● **Text section**:
** begin **

18.5% undervalued intrinsic discount

Analyst Price Target Fair Value

Key Takeaways

  • Expansion in Malaysia and India could boost revenue and margins in both basic and specialty chemicals, despite initial operational costs.
  • Increased plant efficiency and foreign exchange gains support improved earnings amidst global market challenges.
  • Operational disruptions and financial challenges from market conditions and plant issues may impact revenue, net margins, and financial stability.

Catalysts

About PETRONAS Chemicals Group Berhad
    An investment holding company, engages in production and sale of chemicals.
What are the underlying business or industry changes driving this perspective?
  • The completion of performance tests and the anticipated full commercial operations of the Pengerang Petrochemical Company by the end of 2024 is expected to enhance capacity and contribute significantly to the group's basic chemicals business, potentially increasing revenue despite the initial capital-intensive impact on earnings.
  • The planned start of commercial operation for the penta and calcium formate plant in India by the end of 2024 is aimed at increasing specialty segment capacity, which could lead to expanded market reach in the Asia Pacific and potentially improve revenue and margins in the Specialty Chemicals segment.
  • Improved plant utilization rates, which increased from 85% to 89% year-on-year, suggest enhanced operational efficiency that is likely to support higher production volumes and thus increase revenue, even amidst global market challenges.
  • The successful reversal of foreign exchange losses, as the U.S. dollar strengthens, could enhance earnings by mitigating previous losses attributed to currency fluctuations when the U.S. dollar weakened against the Malaysian ringgit.
  • Continued strategic focus and completion of ongoing maintenance and turnaround programs, coupled with expected stabilization or improvement in market demand, particularly for fertilizers and methanol, suggest potential stabilization and growth in EBITDA and net income.

** end **

● **Given entries**:
** begin **

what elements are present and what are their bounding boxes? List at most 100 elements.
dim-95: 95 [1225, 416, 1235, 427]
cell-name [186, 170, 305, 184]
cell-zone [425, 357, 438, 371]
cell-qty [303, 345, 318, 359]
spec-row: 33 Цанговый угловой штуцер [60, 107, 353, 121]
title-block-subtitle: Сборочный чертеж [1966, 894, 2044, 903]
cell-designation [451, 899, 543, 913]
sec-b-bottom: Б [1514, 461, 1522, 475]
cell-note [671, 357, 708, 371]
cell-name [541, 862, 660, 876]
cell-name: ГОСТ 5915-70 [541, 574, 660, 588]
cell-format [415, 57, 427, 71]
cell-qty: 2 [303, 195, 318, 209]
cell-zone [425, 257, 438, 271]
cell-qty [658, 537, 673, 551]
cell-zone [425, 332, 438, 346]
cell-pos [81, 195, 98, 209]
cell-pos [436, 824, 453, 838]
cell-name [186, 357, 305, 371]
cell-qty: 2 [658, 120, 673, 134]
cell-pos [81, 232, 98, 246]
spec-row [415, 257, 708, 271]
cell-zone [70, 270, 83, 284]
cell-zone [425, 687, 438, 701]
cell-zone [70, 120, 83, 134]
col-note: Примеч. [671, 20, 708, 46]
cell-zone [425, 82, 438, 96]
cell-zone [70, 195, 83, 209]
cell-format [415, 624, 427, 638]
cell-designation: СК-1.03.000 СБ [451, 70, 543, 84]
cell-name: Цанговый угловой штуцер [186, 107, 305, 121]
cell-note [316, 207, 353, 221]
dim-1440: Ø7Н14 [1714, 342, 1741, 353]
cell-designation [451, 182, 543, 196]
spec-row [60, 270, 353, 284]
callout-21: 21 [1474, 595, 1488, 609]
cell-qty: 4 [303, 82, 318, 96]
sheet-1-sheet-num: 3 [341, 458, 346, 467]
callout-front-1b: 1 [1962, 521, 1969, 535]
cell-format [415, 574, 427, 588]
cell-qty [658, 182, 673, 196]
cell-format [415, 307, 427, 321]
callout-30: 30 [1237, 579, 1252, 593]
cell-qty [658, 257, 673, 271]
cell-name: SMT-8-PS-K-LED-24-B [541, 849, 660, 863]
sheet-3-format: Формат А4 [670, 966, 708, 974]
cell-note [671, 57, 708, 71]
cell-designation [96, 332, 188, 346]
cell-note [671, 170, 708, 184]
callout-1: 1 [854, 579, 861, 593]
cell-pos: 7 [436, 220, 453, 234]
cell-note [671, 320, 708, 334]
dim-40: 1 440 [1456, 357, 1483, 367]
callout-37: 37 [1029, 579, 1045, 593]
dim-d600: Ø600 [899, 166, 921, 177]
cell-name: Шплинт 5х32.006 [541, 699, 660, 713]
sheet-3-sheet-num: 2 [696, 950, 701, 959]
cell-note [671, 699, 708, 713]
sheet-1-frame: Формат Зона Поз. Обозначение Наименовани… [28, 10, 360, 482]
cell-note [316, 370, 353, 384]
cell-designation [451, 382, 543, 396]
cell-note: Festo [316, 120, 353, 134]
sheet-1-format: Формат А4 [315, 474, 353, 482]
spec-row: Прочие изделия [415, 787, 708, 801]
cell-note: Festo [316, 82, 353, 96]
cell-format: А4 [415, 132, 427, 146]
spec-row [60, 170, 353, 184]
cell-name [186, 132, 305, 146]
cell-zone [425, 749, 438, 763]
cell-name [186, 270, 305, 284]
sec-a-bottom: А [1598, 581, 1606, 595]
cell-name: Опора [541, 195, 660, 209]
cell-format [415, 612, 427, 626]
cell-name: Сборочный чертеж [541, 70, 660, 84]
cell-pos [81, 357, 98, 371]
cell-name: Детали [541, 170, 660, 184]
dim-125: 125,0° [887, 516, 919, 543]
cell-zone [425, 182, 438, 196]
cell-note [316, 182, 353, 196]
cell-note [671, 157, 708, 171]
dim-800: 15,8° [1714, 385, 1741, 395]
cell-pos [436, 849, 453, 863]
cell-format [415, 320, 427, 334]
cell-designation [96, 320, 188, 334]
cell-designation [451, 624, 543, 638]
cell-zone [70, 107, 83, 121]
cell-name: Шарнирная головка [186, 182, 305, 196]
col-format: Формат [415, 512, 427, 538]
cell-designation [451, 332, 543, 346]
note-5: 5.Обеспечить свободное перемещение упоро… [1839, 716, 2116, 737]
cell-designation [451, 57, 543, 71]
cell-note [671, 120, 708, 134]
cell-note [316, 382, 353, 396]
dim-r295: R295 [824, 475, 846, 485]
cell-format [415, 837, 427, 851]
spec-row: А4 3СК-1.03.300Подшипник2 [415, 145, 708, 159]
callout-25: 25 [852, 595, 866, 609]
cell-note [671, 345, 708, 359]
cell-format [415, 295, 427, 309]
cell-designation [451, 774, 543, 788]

** end **

● **Exercise instructions**:
A - Rewrite the passage of the PETRONAS Chemicals outlook that begins at the words "About PETRONAS Chemicals" and stops after "Specialty Chemicals segment.", substituting "production capacity" for each occurrence of "capacity".
B - Pick up the PETRONAS Chemicals outlook after its final sentence and carry it forward.

● **Results for the exercise**:
A -
About PETRONAS Chemicals Group Berhad
    An investment holding company, engages in production and sale of chemicals.
What are the underlying business or industry changes driving this perspective?
  • The completion of performance tests and the anticipated full commercial operations of the Pengerang Petrochemical Company by the end of 2024 is expected to enhance production capacity and contribute significantly to the group's basic chemicals business, potentially increasing revenue despite the initial capital-intensive impact on earnings.
  • The planned start of commercial operation for the penta and calcium formate plant in India by the end of 2024 is aimed at increasing specialty segment production capacity, which could lead to expanded market reach in the Asia Pacific and potentially improve revenue and margins in the Specialty Chemicals segment.

B -
PETRONAS Chemicals Group Berhad Earnings and Revenue Growth

PETRONAS Chemicals Group Berhad Future Earnings and Revenue Growth

Assumptions

How have these above catalysts been quantified?
  • Analysts are assuming PETRONAS Chemicals Group Berhad's revenue will grow by 3.2% annually over the next 3 years.
  • Analysts assume that profit margins will increase from 3.8% today to 5.7% in 3 years time.
  • Analysts expect earnings to reach MYR 1.9 billion (and earnings per share of MYR 0.24) by about March 2028, up from MYR 1.2 billion today. However, there is a considerable amount of disagreement amongst the analysts with the most bullish expecting MYR2.6 billion in earnings, and the most bearish expecting MYR1.4 billion.
  • In order for the above numbers to justify the analysts price target, the company would need to trade at a PE ratio of 24.8x on those 2028 earnings, down from 25.4x today. This future PE is greater than the current PE for the MY Chemicals industry at 14.6x.
  • Analysts expect the number of shares outstanding to remain consistent over the next 3 years.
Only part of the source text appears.